# [Prompt]
From the entries that follow, gather each line holding the word "caption".

# [Input rows]
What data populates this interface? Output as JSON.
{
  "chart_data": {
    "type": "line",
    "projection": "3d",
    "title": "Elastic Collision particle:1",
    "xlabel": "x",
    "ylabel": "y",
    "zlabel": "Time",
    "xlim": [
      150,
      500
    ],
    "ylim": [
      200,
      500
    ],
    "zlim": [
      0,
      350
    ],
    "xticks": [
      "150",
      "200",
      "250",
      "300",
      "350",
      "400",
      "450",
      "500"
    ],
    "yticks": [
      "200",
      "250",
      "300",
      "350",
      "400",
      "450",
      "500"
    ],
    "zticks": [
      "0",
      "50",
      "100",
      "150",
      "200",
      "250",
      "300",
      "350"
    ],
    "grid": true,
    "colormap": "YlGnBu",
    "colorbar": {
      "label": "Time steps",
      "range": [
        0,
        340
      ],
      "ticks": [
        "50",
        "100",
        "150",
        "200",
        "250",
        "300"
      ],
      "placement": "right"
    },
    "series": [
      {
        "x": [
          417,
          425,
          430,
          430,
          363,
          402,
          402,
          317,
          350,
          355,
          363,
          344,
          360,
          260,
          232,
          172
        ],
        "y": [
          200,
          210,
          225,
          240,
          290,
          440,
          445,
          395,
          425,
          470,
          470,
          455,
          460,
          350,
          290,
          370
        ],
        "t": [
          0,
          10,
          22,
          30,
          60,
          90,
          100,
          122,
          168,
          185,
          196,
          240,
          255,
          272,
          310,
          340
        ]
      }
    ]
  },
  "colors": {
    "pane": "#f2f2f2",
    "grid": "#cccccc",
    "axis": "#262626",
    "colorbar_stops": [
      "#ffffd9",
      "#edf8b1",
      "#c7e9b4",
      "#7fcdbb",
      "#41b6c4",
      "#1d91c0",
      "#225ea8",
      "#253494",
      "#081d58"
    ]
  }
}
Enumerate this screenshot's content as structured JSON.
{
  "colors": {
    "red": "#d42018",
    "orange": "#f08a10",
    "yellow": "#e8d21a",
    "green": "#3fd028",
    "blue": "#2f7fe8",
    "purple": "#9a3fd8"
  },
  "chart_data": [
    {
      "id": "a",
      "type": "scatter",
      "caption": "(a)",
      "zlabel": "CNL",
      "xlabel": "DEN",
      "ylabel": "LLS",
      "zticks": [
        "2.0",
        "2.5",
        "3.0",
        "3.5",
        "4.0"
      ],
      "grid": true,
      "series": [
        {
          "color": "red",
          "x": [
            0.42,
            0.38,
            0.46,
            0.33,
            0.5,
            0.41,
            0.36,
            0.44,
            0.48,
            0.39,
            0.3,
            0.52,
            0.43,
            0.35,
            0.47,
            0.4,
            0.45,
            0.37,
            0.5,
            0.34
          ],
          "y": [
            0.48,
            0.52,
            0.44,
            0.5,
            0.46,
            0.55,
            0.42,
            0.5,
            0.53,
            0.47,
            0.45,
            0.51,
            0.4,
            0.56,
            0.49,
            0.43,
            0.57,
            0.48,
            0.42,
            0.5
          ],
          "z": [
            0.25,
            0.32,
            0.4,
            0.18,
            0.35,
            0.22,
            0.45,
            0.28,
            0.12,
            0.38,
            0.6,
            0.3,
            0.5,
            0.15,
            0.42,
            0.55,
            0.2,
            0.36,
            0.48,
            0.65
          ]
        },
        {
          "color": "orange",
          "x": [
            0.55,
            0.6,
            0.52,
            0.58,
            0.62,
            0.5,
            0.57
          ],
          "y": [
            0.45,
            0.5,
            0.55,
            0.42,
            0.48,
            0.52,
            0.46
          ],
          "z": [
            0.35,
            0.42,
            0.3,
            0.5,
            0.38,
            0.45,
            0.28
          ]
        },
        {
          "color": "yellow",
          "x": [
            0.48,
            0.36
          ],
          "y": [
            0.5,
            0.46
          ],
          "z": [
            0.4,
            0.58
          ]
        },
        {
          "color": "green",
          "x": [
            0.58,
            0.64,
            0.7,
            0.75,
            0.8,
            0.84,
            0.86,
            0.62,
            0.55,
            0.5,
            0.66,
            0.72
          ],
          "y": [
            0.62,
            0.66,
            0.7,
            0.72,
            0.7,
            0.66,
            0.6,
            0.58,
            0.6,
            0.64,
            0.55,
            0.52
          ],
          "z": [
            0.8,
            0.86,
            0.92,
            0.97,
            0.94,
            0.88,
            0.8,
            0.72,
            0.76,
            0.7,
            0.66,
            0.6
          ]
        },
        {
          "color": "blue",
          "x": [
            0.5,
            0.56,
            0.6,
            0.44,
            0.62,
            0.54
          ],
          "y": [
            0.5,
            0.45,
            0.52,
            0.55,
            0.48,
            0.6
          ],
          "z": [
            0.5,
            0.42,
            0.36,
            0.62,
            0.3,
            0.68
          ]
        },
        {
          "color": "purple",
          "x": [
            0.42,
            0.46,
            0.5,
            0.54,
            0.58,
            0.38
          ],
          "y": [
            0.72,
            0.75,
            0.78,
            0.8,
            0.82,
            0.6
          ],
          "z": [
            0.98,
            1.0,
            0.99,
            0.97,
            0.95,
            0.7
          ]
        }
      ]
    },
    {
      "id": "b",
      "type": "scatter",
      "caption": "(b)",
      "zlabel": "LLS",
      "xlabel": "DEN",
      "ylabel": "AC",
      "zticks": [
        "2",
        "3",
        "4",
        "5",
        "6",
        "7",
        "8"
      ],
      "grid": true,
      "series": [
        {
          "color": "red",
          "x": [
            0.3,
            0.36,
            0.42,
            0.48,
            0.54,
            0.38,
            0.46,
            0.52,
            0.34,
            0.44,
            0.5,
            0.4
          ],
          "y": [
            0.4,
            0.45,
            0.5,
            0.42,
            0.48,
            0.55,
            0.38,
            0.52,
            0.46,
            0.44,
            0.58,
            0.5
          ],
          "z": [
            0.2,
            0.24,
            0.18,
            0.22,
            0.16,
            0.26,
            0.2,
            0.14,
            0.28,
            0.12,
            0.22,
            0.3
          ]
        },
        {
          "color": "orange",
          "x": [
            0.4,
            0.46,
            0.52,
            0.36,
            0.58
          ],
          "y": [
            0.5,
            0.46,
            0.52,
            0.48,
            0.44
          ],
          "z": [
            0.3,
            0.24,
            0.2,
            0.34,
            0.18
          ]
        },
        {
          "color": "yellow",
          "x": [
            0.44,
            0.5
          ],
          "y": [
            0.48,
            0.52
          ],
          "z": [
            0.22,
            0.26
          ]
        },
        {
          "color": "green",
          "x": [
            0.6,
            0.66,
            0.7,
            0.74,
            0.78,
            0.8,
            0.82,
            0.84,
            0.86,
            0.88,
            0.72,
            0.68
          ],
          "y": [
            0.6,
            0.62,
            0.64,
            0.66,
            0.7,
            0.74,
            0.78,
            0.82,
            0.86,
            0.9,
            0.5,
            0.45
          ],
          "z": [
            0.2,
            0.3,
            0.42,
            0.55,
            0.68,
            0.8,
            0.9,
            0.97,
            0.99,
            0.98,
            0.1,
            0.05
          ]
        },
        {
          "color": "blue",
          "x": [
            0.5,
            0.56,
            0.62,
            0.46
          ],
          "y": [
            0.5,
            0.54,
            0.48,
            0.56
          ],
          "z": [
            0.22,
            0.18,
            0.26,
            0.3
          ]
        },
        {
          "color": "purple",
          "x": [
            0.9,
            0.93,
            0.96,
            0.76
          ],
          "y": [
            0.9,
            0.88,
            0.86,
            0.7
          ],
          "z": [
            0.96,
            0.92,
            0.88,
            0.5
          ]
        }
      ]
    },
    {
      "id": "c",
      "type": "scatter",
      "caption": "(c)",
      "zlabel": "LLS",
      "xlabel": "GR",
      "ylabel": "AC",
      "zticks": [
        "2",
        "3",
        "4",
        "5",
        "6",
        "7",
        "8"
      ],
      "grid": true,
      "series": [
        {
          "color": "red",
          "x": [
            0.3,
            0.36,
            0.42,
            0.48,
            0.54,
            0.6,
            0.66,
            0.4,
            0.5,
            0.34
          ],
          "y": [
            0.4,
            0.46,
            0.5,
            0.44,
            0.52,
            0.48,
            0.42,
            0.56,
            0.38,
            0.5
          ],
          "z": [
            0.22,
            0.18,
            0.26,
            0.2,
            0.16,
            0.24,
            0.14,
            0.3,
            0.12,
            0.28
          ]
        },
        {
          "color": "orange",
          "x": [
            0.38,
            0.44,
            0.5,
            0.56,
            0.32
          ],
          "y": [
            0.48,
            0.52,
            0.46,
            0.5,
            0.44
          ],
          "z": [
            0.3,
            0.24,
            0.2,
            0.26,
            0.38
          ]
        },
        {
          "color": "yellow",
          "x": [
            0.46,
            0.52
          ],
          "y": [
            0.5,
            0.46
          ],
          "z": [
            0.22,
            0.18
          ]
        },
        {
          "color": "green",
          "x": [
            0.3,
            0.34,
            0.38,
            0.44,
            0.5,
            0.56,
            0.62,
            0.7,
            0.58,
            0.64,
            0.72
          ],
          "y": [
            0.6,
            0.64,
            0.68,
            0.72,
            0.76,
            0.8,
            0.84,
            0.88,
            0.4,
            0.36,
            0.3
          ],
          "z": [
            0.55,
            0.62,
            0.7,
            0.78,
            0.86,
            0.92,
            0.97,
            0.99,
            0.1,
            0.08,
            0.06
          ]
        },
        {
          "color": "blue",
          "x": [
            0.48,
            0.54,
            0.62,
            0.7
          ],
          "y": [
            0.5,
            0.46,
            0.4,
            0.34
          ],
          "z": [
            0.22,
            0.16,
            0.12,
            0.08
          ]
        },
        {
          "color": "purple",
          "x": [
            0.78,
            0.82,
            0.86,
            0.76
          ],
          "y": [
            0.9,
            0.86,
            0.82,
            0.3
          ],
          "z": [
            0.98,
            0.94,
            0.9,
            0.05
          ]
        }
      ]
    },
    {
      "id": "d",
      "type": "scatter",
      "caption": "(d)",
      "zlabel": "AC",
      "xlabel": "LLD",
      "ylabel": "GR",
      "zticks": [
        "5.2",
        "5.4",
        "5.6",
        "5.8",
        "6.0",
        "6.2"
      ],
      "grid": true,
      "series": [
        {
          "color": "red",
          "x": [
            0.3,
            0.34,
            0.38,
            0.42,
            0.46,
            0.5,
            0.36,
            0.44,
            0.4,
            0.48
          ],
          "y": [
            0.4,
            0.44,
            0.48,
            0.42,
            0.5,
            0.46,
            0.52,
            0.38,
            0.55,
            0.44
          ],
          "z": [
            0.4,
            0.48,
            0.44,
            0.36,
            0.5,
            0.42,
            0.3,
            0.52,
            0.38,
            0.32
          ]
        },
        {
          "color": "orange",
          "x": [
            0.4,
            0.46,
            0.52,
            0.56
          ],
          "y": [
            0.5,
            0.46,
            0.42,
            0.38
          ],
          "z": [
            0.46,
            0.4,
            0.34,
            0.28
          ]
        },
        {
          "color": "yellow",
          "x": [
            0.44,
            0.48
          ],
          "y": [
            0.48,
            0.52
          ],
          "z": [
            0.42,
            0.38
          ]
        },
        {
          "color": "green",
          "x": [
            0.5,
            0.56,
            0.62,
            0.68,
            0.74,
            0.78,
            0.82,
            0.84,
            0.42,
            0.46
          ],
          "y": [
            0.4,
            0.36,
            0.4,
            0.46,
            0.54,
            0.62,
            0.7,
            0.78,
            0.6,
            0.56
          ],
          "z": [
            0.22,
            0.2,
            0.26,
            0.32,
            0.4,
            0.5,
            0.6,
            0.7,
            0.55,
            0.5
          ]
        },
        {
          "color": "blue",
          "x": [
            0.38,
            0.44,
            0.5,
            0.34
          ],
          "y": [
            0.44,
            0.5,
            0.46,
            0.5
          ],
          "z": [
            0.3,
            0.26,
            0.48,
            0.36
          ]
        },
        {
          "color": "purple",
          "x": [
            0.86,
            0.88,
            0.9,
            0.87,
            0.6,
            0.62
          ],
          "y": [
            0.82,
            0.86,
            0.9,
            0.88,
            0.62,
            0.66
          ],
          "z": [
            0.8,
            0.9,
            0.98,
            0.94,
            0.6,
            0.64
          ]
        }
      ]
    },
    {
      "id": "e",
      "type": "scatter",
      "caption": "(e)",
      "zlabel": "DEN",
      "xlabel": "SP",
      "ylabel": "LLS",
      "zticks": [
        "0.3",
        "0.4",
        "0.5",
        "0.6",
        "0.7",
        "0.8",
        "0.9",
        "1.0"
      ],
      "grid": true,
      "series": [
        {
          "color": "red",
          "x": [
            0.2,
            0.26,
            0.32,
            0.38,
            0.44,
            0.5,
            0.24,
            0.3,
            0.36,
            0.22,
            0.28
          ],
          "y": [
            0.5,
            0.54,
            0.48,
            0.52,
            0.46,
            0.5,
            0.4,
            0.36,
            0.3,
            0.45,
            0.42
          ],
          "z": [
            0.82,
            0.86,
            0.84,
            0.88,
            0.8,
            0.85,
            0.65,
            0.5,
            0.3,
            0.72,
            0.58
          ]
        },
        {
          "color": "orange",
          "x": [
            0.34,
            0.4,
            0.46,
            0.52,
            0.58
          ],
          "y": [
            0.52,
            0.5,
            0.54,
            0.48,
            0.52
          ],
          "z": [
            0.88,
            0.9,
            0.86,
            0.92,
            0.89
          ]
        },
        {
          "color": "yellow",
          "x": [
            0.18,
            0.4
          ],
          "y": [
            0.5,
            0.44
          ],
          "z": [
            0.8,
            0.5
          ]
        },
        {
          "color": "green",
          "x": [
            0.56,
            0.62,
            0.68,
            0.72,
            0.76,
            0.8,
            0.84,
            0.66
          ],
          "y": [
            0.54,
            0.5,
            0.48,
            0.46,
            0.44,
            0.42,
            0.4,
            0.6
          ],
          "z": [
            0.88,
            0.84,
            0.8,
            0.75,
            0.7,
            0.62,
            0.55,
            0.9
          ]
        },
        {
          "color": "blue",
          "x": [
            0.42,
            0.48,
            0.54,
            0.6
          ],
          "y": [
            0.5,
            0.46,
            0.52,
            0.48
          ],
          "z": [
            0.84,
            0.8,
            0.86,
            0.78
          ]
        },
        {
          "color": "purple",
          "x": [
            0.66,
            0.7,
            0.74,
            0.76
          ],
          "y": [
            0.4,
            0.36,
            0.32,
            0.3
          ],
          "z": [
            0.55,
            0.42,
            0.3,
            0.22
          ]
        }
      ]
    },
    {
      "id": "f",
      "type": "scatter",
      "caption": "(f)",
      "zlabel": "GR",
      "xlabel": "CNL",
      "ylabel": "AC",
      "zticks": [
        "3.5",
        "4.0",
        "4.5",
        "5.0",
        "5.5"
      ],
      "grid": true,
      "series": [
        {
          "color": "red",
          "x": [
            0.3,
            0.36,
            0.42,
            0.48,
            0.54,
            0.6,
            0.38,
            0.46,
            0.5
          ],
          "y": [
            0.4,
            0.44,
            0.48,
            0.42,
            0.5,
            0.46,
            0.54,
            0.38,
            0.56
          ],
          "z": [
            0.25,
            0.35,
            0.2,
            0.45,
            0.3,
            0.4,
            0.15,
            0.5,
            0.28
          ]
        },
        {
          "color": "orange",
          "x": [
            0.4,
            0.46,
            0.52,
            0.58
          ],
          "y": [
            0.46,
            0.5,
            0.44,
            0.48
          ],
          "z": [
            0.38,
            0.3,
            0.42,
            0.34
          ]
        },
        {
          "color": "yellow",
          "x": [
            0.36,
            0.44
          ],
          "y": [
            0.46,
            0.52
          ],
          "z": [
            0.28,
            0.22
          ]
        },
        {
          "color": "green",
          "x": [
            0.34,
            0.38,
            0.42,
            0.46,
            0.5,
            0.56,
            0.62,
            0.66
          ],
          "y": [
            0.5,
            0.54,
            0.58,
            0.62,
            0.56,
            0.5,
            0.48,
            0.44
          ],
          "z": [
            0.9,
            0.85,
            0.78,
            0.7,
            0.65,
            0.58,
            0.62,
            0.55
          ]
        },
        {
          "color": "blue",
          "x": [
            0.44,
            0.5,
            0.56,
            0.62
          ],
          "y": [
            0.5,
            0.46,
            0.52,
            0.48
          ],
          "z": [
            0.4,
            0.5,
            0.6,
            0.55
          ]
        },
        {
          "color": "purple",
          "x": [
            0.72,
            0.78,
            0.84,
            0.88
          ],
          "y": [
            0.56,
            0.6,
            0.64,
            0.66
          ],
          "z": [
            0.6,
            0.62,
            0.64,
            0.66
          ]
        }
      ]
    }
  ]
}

# [Solution for this exercise]
      "caption": "(a)",
      "caption": "(b)",
      "caption": "(c)",
      "caption": "(d)",
      "caption": "(e)",
      "caption": "(f)",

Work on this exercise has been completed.